_What needs to be done_.
Lines that contain the string "text" are to be copied; leave out all others.
==== Record set
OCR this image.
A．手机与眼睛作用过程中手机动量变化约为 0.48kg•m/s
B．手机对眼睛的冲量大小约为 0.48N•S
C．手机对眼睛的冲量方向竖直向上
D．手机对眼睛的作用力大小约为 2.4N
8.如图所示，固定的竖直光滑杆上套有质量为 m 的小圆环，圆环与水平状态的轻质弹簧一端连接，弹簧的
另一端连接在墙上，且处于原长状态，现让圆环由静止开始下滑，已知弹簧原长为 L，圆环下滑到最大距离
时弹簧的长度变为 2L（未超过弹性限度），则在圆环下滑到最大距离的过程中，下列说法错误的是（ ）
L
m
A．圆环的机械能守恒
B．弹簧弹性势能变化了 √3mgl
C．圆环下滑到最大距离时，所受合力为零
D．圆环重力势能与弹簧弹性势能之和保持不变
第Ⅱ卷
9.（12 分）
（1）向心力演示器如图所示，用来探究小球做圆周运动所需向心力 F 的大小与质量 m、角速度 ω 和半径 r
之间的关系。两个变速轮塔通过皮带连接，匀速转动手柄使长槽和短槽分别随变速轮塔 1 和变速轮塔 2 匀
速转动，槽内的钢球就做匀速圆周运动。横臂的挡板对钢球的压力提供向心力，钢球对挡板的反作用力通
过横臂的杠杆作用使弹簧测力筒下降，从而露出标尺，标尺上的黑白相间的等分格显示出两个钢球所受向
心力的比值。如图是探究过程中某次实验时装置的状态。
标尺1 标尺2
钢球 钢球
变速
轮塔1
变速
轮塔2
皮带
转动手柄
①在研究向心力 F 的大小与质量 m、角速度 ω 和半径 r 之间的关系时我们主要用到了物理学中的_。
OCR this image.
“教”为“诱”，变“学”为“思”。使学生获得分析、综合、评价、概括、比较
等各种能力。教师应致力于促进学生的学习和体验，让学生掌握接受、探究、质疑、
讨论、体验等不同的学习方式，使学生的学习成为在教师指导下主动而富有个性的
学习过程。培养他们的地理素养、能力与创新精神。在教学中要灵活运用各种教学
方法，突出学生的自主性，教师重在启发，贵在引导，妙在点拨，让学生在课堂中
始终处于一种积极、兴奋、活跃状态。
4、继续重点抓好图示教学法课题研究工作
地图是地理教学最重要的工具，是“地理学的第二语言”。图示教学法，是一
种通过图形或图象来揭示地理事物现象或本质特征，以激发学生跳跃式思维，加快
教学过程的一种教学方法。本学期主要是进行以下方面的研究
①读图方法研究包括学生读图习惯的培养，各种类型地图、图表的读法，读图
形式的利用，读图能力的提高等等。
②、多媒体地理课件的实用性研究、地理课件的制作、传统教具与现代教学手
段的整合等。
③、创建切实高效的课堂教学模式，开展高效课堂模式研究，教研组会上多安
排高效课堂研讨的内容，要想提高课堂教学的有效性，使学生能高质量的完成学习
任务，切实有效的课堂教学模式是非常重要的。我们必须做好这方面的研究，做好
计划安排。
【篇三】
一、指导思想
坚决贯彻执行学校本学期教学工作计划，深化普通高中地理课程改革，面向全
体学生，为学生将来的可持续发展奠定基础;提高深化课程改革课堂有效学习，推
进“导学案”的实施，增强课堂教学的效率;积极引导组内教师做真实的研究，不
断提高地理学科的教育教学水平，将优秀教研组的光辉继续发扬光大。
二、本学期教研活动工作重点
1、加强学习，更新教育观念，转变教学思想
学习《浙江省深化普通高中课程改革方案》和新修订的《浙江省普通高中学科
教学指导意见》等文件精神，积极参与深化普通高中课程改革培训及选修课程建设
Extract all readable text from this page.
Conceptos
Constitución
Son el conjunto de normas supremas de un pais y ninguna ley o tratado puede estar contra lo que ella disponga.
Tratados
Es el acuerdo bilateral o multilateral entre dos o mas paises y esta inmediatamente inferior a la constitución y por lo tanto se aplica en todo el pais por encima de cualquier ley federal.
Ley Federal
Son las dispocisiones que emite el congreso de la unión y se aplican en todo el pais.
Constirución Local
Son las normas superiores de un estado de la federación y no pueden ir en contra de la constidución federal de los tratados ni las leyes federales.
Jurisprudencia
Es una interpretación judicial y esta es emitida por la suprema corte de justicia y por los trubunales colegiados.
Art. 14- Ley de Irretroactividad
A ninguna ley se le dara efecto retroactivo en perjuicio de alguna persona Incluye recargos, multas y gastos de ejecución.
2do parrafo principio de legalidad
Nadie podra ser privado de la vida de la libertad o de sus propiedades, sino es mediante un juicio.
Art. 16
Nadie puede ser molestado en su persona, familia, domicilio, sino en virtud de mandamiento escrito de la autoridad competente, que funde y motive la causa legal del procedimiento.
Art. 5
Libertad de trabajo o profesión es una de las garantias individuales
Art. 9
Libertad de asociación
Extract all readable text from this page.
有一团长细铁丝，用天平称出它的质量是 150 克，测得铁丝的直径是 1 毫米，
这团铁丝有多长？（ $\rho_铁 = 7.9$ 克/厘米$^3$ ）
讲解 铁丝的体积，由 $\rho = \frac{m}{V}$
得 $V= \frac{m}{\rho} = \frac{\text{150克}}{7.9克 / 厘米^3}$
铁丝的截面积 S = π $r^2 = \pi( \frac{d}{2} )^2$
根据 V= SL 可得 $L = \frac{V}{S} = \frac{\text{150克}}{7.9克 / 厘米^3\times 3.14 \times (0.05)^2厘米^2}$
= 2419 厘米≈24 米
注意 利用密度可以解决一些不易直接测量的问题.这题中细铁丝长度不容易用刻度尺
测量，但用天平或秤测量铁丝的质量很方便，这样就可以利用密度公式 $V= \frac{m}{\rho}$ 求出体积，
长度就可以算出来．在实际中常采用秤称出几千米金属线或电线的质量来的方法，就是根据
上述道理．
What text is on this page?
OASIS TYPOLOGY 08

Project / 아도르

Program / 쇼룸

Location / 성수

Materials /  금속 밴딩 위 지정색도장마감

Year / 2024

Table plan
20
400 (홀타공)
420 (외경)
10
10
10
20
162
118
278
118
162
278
========
_Result of the task_.
Extract all readable text from this page.
Extract all readable text from this page.
得 $V= \frac{m}{\rho} = \frac{\text{150克}}{7.9克 / 厘米^3}$
根据 V= SL 可得 $L = \frac{V}{S} = \frac{\text{150克}}{7.9克 / 厘米^3\times 3.14 \times (0.05)^2厘米^2}$
What text is on this page?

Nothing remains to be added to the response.